Mike recently wrote on ClickZ about what the privacy era means to mobile apps and customer experience. For this piece, he looks at what marketers need to concentrate on after they’ve adopted a privacy-first mindset.
By now, marketers should already know about the considerable impact of the General Data Protection Regulation (GDPR), Europe’s 19-month-old, sweeping privacy legislation. And they should have already had their plan in place for the California Consumer Privacy Act (CCPA), which goes into effect in January and will likely inspire similar policymaking elsewhere. In short, 2018-2020 will be remembered as when marketers who think about customer data and customer experience (CX) were called to focus on privacy-by-design.
Brands can win in this new environment—they just need the right guidelines in their playbook. Here are four rules for the privacy era.
First, take a long, hard look at your data operation, including your data collection, your data partners, your ad-tech partners, etc. Are there areas where you’re buying third-party data? If so, look at whether the data sources are compliant with regulations, and develop a plan to maintain confidence that they remain so.
A few more questions to ask to get to the bottom of things: Can you identify clear consent mechanisms for all the data you’re using? Can you satisfy consumers’ requests to “be forgotten?” Do you feel confident customers understand your data practices? Are there things you aren’t clearly explaining, and if so, why?
It’s important to put your customers’ interest first. The experience they have with your brand will determine whether they become loyal patrons and spread positive word of mouth.
Sometimes, publishers and brands have been giving viewers the option to decline – but not very often. Note that a majority of sites in Europe only offer a “Consent/Accept” button, which doesn’t seem like a customer-first mentality. The retail example below compels the viewer to “Accept and Close” as if a mutual agreement was a foregone conclusion.
Publishers and brands should consider giving customers a “Decline” option. You might wonder: How can it be good marketing to halt your ability to track consumers even anonymously? First of all, such transparency can build trust which can cultivate relationships and lifetime value.
If you are worried about too many people tapping “Decline”, then A/B test different message flows, timing and copy – some designs with Decline, some without – to see the impact. And then your team can make an informed decision.
But remember you are no longer operating in the web era when it was considered a best practice, as just one example, to make email sign-up a one-click process while unsubscribe is buried and requires three or four clicks. Providing a great CX now outweighs old-school, blunt-force, audience-preservation tactics.
In parallel, get them to opt into your brand’s messaging via text, email, push notifications or even mobile wallet coupons. Contextual interactions across these channels will be key to getting them to come back to your website, app or physical store, with interactions becoming valuable first-party data over time.
To achieve these direct audiences at scale, your team should A/B test different benefits and calls-to-action to find out which words, images, offers, and features produce the greatest number of opt-in users with low churn score predictions.
In this privacy era, first-party data will power your ability to build relationships as your brand increasingly gets to know customers. Your marketing team will be able to leverage that intelligence with more relevant offers for every stage of the customer lifecycle, triggering interactions in real-time throughout customers’ journeys guided by machine-learning predictions and rich behavioral profiles.

_Set exercise A_.
Locate each line in the listing that contains the string "byline", and copy those lines.
_Set exercise B_.
Extend the article on marketing rules for the privacy era, picking up right after its final paragraph.

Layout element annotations
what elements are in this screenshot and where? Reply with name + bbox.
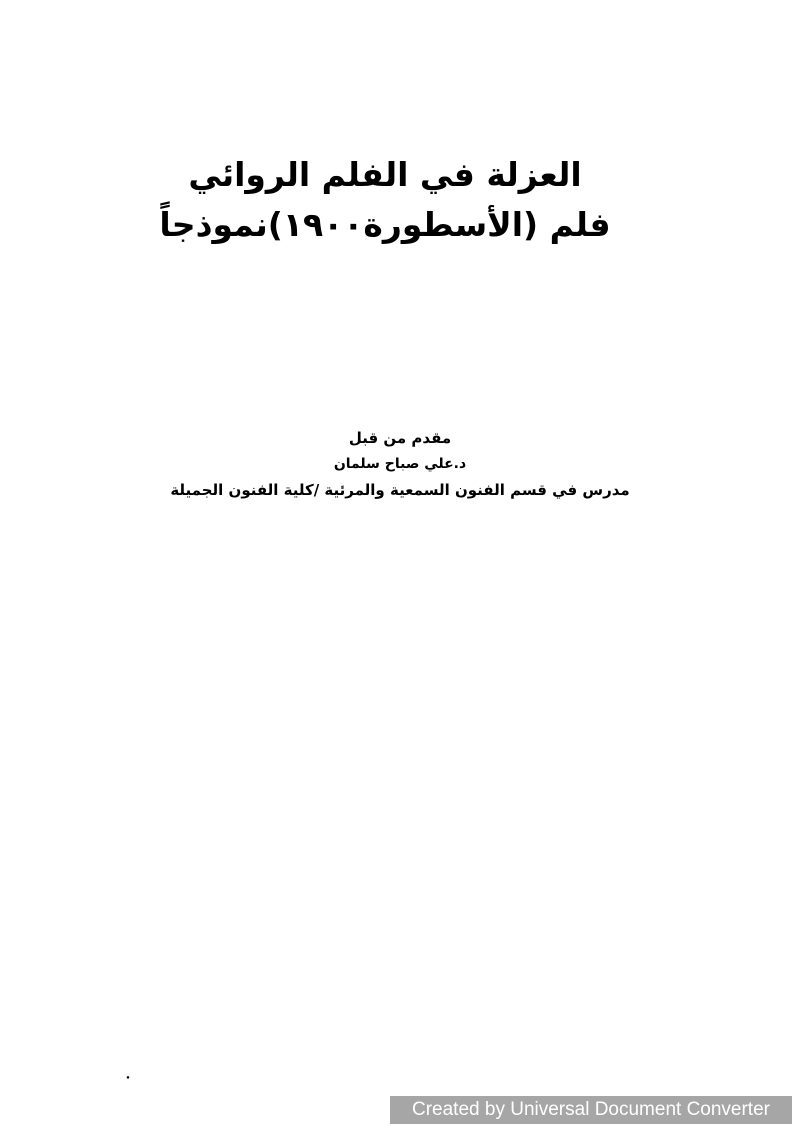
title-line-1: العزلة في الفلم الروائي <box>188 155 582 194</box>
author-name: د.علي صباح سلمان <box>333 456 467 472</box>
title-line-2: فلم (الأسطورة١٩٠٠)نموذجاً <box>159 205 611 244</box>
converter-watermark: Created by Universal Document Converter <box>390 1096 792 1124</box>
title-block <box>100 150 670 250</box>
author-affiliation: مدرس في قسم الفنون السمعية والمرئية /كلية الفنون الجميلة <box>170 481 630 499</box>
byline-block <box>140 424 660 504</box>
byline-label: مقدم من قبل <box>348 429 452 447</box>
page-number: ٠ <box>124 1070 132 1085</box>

_Written response A_.
byline-block <box>140 424 660 504</box>
byline-label: مقدم من قبل <box>348 429 452 447</box>

_Written response B_.
To lift engagement, give customers a granular preference center that lets them pick their preferred channels, topics, and ideal frequency. And gather as much behavioral data as you can because it could be the difference between keeping a customer and losing him or her. Sending customers too many emails or texts should not be part of any brand strategy today. Consumers should have the ability to personalize the cadence of brand messages to them, and brands should utilize data to know when and where to reach individuals. The stakes are high.
The privacy era will help brands generate better ROI. Here’s why – ads on social platforms like Facebook/Instagram, Google, Twitter, and Snapchat are getting more expensive. And as Mary Meeker recently stated, this reality makes customer acquisition costs unsustainable for marketers.
Emerging headwinds for customer growth mean brands need to tip the scales from acquisition to retention. As CCPA goes live in one month and other states’ privacy legislation looms, third-party data like IP addresses and device data cannot be used across supply chains where brands lack visibility.
This will further entrench the walled gardens, which have a wealth of data and have more easily gained consumers’ consent to use it, which, like GDPR, the CCPA requires. Their ability to target ads and their audience scale will be dramatically better than newspaper and magazine publishers, giving them pricing leverage in the marketplace.
All told, ROI concerns should give brands in the privacy era more reason to focus on customer retention and build their trove of first-party data. It costs six times more to gain a new customer than to retain an existing one, and the price tag on acquisition is only getting higher.
In sum, the privacy era doesn’t have to hurt the customer experience. In fact, it can help brands improve the transparency of their CX by more clearly obtaining consumers’ consent and giving them control of their data.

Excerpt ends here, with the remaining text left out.